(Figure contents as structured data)
• • •

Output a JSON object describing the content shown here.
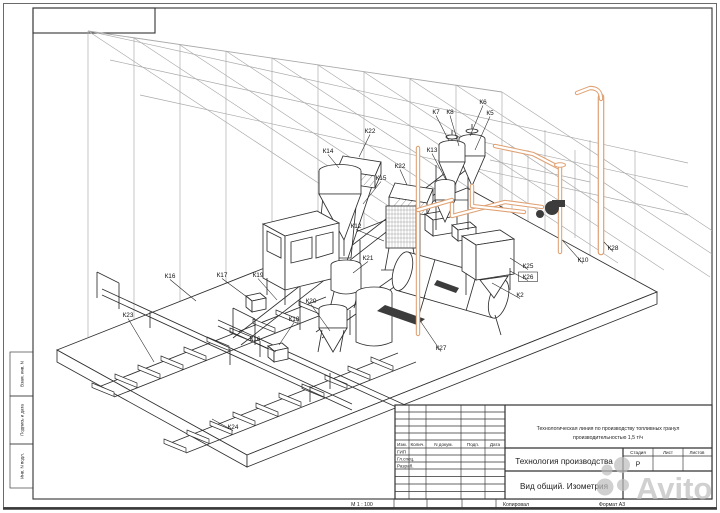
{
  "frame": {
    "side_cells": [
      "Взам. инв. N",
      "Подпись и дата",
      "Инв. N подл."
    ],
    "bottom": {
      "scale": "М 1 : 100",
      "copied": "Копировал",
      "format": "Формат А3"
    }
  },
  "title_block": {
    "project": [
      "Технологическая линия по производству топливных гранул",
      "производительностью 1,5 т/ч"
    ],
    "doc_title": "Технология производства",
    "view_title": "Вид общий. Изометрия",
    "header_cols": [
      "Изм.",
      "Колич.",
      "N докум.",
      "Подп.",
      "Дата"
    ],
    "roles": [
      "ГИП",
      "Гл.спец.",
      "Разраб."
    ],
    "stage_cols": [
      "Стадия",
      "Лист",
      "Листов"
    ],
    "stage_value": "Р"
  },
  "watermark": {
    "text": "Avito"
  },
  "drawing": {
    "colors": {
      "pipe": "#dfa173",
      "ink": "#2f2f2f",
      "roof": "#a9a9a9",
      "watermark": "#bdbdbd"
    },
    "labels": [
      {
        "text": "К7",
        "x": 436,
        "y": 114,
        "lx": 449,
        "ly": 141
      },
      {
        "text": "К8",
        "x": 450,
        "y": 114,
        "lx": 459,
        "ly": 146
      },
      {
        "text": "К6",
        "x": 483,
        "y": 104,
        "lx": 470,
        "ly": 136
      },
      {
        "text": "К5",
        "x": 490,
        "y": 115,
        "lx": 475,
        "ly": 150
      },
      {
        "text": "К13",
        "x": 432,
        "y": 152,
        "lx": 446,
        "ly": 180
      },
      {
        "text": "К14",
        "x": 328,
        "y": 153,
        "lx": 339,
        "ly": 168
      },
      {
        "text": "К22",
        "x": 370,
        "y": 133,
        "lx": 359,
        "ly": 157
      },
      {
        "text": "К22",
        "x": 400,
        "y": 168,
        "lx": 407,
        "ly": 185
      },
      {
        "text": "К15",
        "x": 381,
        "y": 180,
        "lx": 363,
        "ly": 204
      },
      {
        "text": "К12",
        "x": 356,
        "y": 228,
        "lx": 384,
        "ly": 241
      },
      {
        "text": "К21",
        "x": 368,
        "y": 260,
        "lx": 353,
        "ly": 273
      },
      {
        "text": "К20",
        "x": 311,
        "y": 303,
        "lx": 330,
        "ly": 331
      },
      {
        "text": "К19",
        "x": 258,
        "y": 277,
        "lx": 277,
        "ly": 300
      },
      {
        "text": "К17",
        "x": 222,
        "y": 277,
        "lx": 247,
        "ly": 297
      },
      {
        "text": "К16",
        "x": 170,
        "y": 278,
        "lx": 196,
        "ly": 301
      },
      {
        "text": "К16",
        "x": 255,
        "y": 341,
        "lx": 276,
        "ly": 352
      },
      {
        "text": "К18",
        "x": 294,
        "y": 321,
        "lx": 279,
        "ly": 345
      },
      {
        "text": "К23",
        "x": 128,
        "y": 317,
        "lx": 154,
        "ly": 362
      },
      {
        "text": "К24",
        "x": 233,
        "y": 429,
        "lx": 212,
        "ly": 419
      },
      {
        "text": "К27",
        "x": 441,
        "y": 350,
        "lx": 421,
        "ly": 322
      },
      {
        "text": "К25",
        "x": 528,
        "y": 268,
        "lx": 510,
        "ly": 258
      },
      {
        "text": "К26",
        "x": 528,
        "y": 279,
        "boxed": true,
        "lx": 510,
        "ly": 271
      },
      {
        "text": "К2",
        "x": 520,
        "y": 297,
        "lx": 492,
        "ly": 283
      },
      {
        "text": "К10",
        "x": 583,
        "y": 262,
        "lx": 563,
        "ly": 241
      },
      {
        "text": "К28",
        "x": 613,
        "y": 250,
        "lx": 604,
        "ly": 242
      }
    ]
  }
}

• • •

Your instructions. All of the entries above should be duplicated exactly, except for the pictures.

Right answer.
Output a JSON object describing the content shown here.
{
  "frame": {
    "side_cells": [
      "Взам. инв. N",
      "Подпись и дата",
      "Инв. N подл."
    ],
    "bottom": {
      "scale": "М 1 : 100",
      "copied": "Копировал",
      "format": "Формат А3"
    }
  },
  "title_block": {
    "project": [
      "Технологическая линия по производству топливных гранул",
      "производительностью 1,5 т/ч"
    ],
    "doc_title": "Технология производства",
    "view_title": "Вид общий. Изометрия",
    "header_cols": [
      "Изм.",
      "Колич.",
      "N докум.",
      "Подп.",
      "Дата"
    ],
    "roles": [
      "ГИП",
      "Гл.спец.",
      "Разраб."
    ],
    "stage_cols": [
      "Стадия",
      "Лист",
      "Листов"
    ],
    "stage_value": "Р"
  },
  "watermark": {
    "text": "Avito"
  },
  "drawing": {
    "colors": {
      "pipe": "#dfa173",
      "ink": "#2f2f2f",
      "roof": "#a9a9a9",
      "watermark": "#bdbdbd"
    },
    "labels": [
      {
        "text": "К7",
        "x": 436,
        "y": 114,
        "lx": 449,
        "ly": 141
      },
      {
        "text": "К8",
        "x": 450,
        "y": 114,
        "lx": 459,
        "ly": 146
      },
      {
        "text": "К6",
        "x": 483,
        "y": 104,
        "lx": 470,
        "ly": 136
      },
      {
        "text": "К5",
        "x": 490,
        "y": 115,
        "lx": 475,
        "ly": 150
      },
      {
        "text": "К13",
        "x": 432,
        "y": 152,
        "lx": 446,
        "ly": 180
      },
      {
        "text": "К14",
        "x": 328,
        "y": 153,
        "lx": 339,
        "ly": 168
      },
      {
        "text": "К22",
        "x": 370,
        "y": 133,
        "lx": 359,
        "ly": 157
      },
      {
        "text": "К22",
        "x": 400,
        "y": 168,
        "lx": 407,
        "ly": 185
      },
      {
        "text": "К15",
        "x": 381,
        "y": 180,
        "lx": 363,
        "ly": 204
      },
      {
        "text": "К12",
        "x": 356,
        "y": 228,
        "lx": 384,
        "ly": 241
      },
      {
        "text": "К21",
        "x": 368,
        "y": 260,
        "lx": 353,
        "ly": 273
      },
      {
        "text": "К20",
        "x": 311,
        "y": 303,
        "lx": 330,
        "ly": 331
      },
      {
        "text": "К19",
        "x": 258,
        "y": 277,
        "lx": 277,
        "ly": 300
      },
      {
        "text": "К17",
        "x": 222,
        "y": 277,
        "lx": 247,
        "ly": 297
      },
      {
        "text": "К16",
        "x": 170,
        "y": 278,
        "lx": 196,
        "ly": 301
      },
      {
        "text": "К16",
        "x": 255,
        "y": 341,
        "lx": 276,
        "ly": 352
      },
      {
        "text": "К18",
        "x": 294,
        "y": 321,
        "lx": 279,
        "ly": 345
      },
      {
        "text": "К23",
        "x": 128,
        "y": 317,
        "lx": 154,
        "ly": 362
      },
      {
        "text": "К24",
        "x": 233,
        "y": 429,
        "lx": 212,
        "ly": 419
      },
      {
        "text": "К27",
        "x": 441,
        "y": 350,
        "lx": 421,
        "ly": 322
      },
      {
        "text": "К25",
        "x": 528,
        "y": 268,
        "lx": 510,
        "ly": 258
      },
      {
        "text": "К26",
        "x": 528,
        "y": 279,
        "boxed": true,
        "lx": 510,
        "ly": 271
      },
      {
        "text": "К2",
        "x": 520,
        "y": 297,
        "lx": 492,
        "ly": 283
      },
      {
        "text": "К10",
        "x": 583,
        "y": 262,
        "lx": 563,
        "ly": 241
      },
      {
        "text": "К28",
        "x": 613,
        "y": 250,
        "lx": 604,
        "ly": 242
      }
    ]
  }
}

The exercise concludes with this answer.